SHORT TASK —
Where a line of the listing below includes the word "circle", reproduce that line.

─── DATA

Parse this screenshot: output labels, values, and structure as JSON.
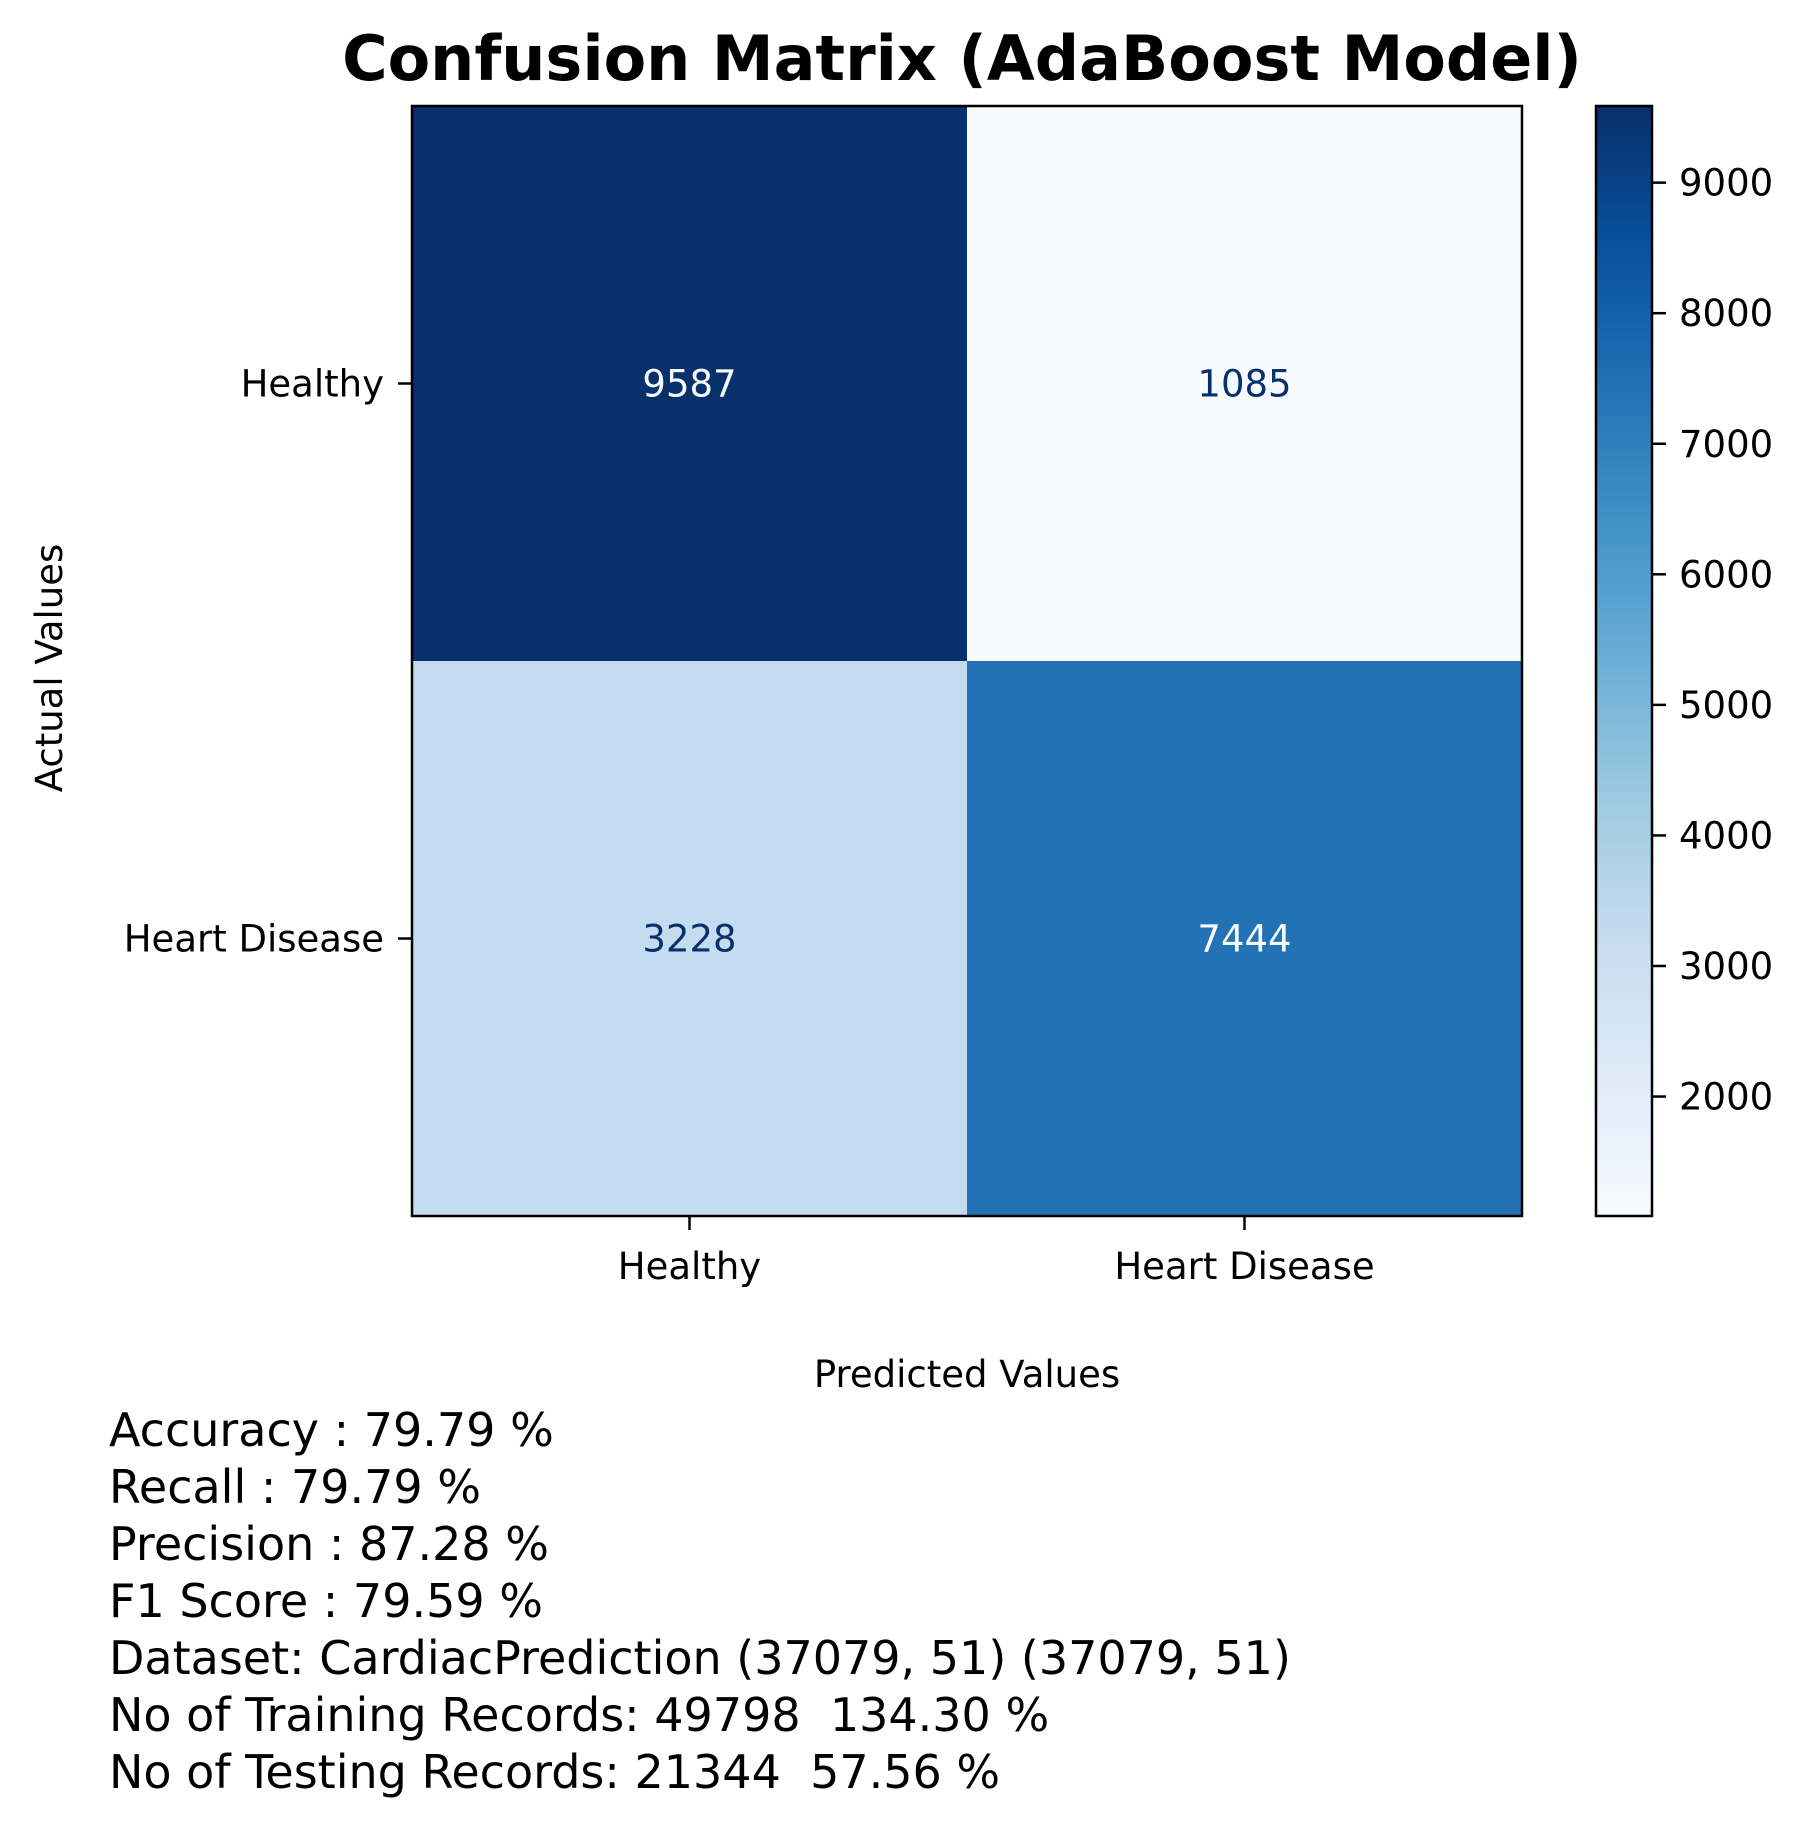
{
  "chart_data": {
    "type": "heatmap",
    "title": "Confusion Matrix (AdaBoost Model)",
    "xlabel": "Predicted Values",
    "ylabel": "Actual Values",
    "x_categories": [
      "Healthy",
      "Heart Disease"
    ],
    "y_categories": [
      "Healthy",
      "Heart Disease"
    ],
    "matrix": [
      [
        9587,
        1085
      ],
      [
        3228,
        7444
      ]
    ],
    "colormap": "Blues",
    "colorbar": {
      "min": 1085,
      "max": 9587,
      "ticks": [
        2000,
        3000,
        4000,
        5000,
        6000,
        7000,
        8000,
        9000
      ]
    }
  },
  "metrics": [
    "Accuracy : 79.79 %",
    "Recall : 79.79 %",
    "Precision : 87.28 %",
    "F1 Score : 79.59 %",
    "Dataset: CardiacPrediction (37079, 51) (37079, 51)",
    "No of Training Records: 49798  134.30 %",
    "No of Testing Records: 21344  57.56 %"
  ]
}
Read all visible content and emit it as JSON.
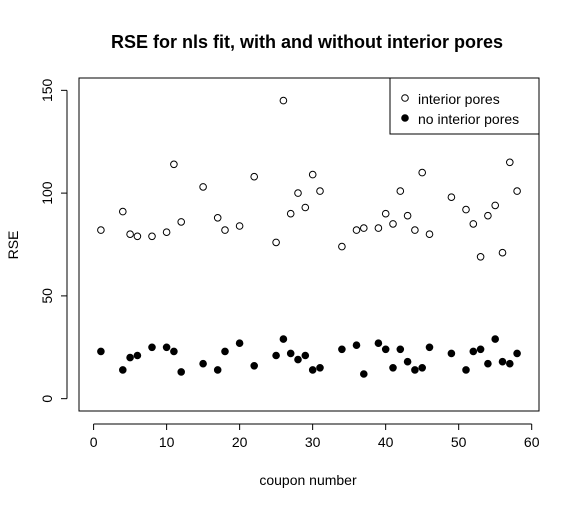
{
  "chart_data": {
    "type": "scatter",
    "title": "RSE for nls fit, with and without interior pores",
    "xlabel": "coupon number",
    "ylabel": "RSE",
    "xlim": [
      -2,
      61
    ],
    "ylim": [
      -6,
      156
    ],
    "xticks": [
      0,
      10,
      20,
      30,
      40,
      50,
      60
    ],
    "yticks": [
      0,
      50,
      100,
      150
    ],
    "grid": false,
    "legend_position": "top-right",
    "series": [
      {
        "name": "interior pores",
        "marker": "open-circle",
        "color": "#000000",
        "points": [
          [
            1,
            82
          ],
          [
            4,
            91
          ],
          [
            5,
            80
          ],
          [
            6,
            79
          ],
          [
            8,
            79
          ],
          [
            10,
            81
          ],
          [
            11,
            114
          ],
          [
            12,
            86
          ],
          [
            15,
            103
          ],
          [
            17,
            88
          ],
          [
            18,
            82
          ],
          [
            20,
            84
          ],
          [
            22,
            108
          ],
          [
            25,
            76
          ],
          [
            26,
            145
          ],
          [
            27,
            90
          ],
          [
            28,
            100
          ],
          [
            29,
            93
          ],
          [
            30,
            109
          ],
          [
            31,
            101
          ],
          [
            34,
            74
          ],
          [
            36,
            82
          ],
          [
            37,
            83
          ],
          [
            39,
            83
          ],
          [
            40,
            90
          ],
          [
            41,
            85
          ],
          [
            42,
            101
          ],
          [
            43,
            89
          ],
          [
            44,
            82
          ],
          [
            45,
            110
          ],
          [
            46,
            80
          ],
          [
            49,
            98
          ],
          [
            51,
            92
          ],
          [
            52,
            85
          ],
          [
            53,
            69
          ],
          [
            54,
            89
          ],
          [
            55,
            94
          ],
          [
            56,
            71
          ],
          [
            57,
            115
          ],
          [
            58,
            101
          ]
        ]
      },
      {
        "name": "no interior pores",
        "marker": "filled-circle",
        "color": "#000000",
        "points": [
          [
            1,
            23
          ],
          [
            4,
            14
          ],
          [
            5,
            20
          ],
          [
            6,
            21
          ],
          [
            8,
            25
          ],
          [
            10,
            25
          ],
          [
            11,
            23
          ],
          [
            12,
            13
          ],
          [
            15,
            17
          ],
          [
            17,
            14
          ],
          [
            18,
            23
          ],
          [
            20,
            27
          ],
          [
            22,
            16
          ],
          [
            25,
            21
          ],
          [
            26,
            29
          ],
          [
            27,
            22
          ],
          [
            28,
            19
          ],
          [
            29,
            21
          ],
          [
            30,
            14
          ],
          [
            31,
            15
          ],
          [
            34,
            24
          ],
          [
            36,
            26
          ],
          [
            37,
            12
          ],
          [
            39,
            27
          ],
          [
            40,
            24
          ],
          [
            41,
            15
          ],
          [
            42,
            24
          ],
          [
            43,
            18
          ],
          [
            44,
            14
          ],
          [
            45,
            15
          ],
          [
            46,
            25
          ],
          [
            49,
            22
          ],
          [
            51,
            14
          ],
          [
            52,
            23
          ],
          [
            53,
            24
          ],
          [
            54,
            17
          ],
          [
            55,
            29
          ],
          [
            56,
            18
          ],
          [
            57,
            17
          ],
          [
            58,
            22
          ]
        ]
      }
    ]
  }
}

──────

EXERCISE RESULT —
        "marker": "open-circle",
        "marker": "filled-circle",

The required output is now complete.